Tally every line of the listing where the string "estudios" is found, and state the total alone.
★ ★ ★ ★
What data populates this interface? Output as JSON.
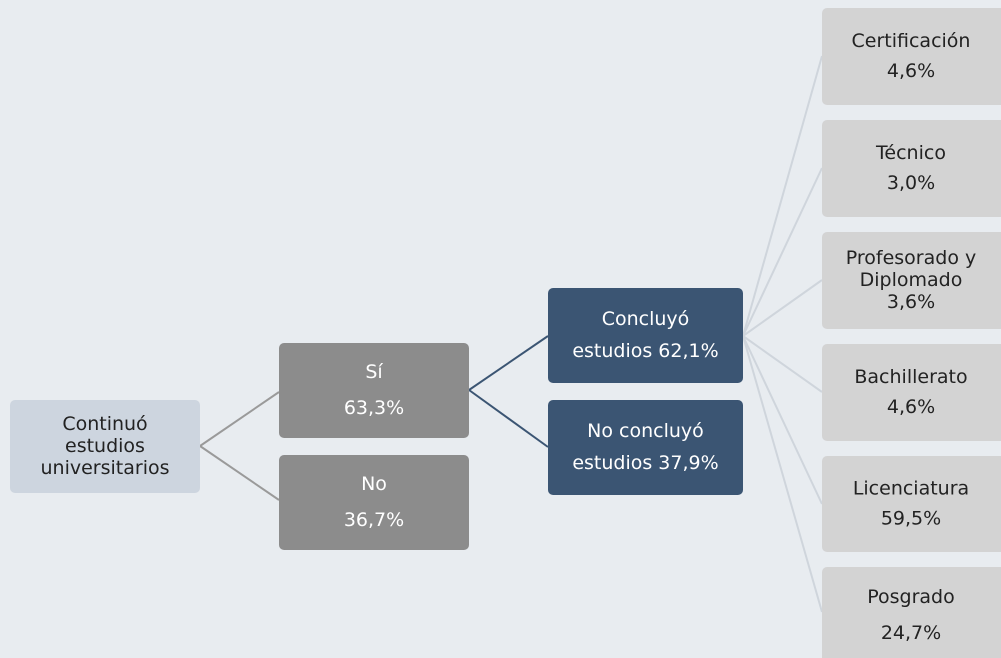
{
  "nodes": [
    {
      "lines": [
        "Continuó",
        "estudios",
        "universitarios"
      ]
    },
    {
      "lines": [
        "Sí",
        "63,3%"
      ]
    },
    {
      "lines": [
        "No",
        "36,7%"
      ]
    },
    {
      "lines": [
        "Concluyó",
        "estudios 62,1%"
      ]
    },
    {
      "lines": [
        "No concluyó",
        "estudios 37,9%"
      ]
    },
    {
      "lines": [
        "Certificación",
        "4,6%"
      ]
    },
    {
      "lines": [
        "Técnico",
        "3,0%"
      ]
    },
    {
      "lines": [
        "Profesorado y",
        "Diplomado",
        "3,6%"
      ]
    },
    {
      "lines": [
        "Bachillerato",
        "4,6%"
      ]
    },
    {
      "lines": [
        "Licenciatura",
        "59,5%"
      ]
    },
    {
      "lines": [
        "Posgrado",
        "24,7%"
      ]
    }
  ]
}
★ ★ ★ ★
Answer to the problem: 3